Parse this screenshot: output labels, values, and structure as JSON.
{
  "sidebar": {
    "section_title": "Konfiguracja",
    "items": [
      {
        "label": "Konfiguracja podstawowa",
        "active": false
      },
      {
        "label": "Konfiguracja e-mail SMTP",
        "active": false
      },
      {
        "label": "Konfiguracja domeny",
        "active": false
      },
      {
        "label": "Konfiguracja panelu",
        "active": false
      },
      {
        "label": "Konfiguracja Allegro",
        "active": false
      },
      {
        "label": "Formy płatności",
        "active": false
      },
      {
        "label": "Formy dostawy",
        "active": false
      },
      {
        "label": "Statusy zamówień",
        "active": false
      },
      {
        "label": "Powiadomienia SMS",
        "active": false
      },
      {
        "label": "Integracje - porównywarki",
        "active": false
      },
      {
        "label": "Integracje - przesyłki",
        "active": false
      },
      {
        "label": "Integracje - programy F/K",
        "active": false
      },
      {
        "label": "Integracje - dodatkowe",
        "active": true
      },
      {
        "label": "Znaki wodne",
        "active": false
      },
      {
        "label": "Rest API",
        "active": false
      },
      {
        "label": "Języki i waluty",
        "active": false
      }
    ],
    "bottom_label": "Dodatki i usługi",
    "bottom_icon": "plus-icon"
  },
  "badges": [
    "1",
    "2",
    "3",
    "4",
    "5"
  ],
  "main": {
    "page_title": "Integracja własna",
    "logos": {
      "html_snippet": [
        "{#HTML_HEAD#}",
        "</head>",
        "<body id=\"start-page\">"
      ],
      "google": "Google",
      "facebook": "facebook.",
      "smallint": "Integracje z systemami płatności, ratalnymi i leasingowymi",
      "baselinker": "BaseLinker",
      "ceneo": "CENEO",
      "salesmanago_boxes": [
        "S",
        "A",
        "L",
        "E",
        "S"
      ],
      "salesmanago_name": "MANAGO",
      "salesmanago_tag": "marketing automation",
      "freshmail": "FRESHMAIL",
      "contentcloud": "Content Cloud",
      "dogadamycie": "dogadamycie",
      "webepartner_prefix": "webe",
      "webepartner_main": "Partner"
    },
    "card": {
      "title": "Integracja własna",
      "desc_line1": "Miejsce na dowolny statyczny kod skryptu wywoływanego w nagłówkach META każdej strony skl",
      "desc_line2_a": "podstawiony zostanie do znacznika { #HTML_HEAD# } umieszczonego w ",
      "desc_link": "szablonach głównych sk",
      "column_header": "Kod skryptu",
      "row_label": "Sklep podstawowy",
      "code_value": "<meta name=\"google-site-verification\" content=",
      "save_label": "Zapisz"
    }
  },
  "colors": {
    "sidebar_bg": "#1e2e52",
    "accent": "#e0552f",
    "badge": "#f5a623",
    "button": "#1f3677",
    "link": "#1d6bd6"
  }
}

> **INSTRUCTIONS TO FOLLOW**:
Every record should be repeated exactly; please leave none out.

> **ANSWER BELOW**:
Parse this screenshot: output labels, values, and structure as JSON.
{
  "sidebar": {
    "section_title": "Konfiguracja",
    "items": [
      {
        "label": "Konfiguracja podstawowa",
        "active": false
      },
      {
        "label": "Konfiguracja e-mail SMTP",
        "active": false
      },
      {
        "label": "Konfiguracja domeny",
        "active": false
      },
      {
        "label": "Konfiguracja panelu",
        "active": false
      },
      {
        "label": "Konfiguracja Allegro",
        "active": false
      },
      {
        "label": "Formy płatności",
        "active": false
      },
      {
        "label": "Formy dostawy",
        "active": false
      },
      {
        "label": "Statusy zamówień",
        "active": false
      },
      {
        "label": "Powiadomienia SMS",
        "active": false
      },
      {
        "label": "Integracje - porównywarki",
        "active": false
      },
      {
        "label": "Integracje - przesyłki",
        "active": false
      },
      {
        "label": "Integracje - programy F/K",
        "active": false
      },
      {
        "label": "Integracje - dodatkowe",
        "active": true
      },
      {
        "label": "Znaki wodne",
        "active": false
      },
      {
        "label": "Rest API",
        "active": false
      },
      {
        "label": "Języki i waluty",
        "active": false
      }
    ],
    "bottom_label": "Dodatki i usługi",
    "bottom_icon": "plus-icon"
  },
  "badges": [
    "1",
    "2",
    "3",
    "4",
    "5"
  ],
  "main": {
    "page_title": "Integracja własna",
    "logos": {
      "html_snippet": [
        "{#HTML_HEAD#}",
        "</head>",
        "<body id=\"start-page\">"
      ],
      "google": "Google",
      "facebook": "facebook.",
      "smallint": "Integracje z systemami płatności, ratalnymi i leasingowymi",
      "baselinker": "BaseLinker",
      "ceneo": "CENEO",
      "salesmanago_boxes": [
        "S",
        "A",
        "L",
        "E",
        "S"
      ],
      "salesmanago_name": "MANAGO",
      "salesmanago_tag": "marketing automation",
      "freshmail": "FRESHMAIL",
      "contentcloud": "Content Cloud",
      "dogadamycie": "dogadamycie",
      "webepartner_prefix": "webe",
      "webepartner_main": "Partner"
    },
    "card": {
      "title": "Integracja własna",
      "desc_line1": "Miejsce na dowolny statyczny kod skryptu wywoływanego w nagłówkach META każdej strony skl",
      "desc_line2_a": "podstawiony zostanie do znacznika { #HTML_HEAD# } umieszczonego w ",
      "desc_link": "szablonach głównych sk",
      "column_header": "Kod skryptu",
      "row_label": "Sklep podstawowy",
      "code_value": "<meta name=\"google-site-verification\" content=",
      "save_label": "Zapisz"
    }
  },
  "colors": {
    "sidebar_bg": "#1e2e52",
    "accent": "#e0552f",
    "badge": "#f5a623",
    "button": "#1f3677",
    "link": "#1d6bd6"
  }
}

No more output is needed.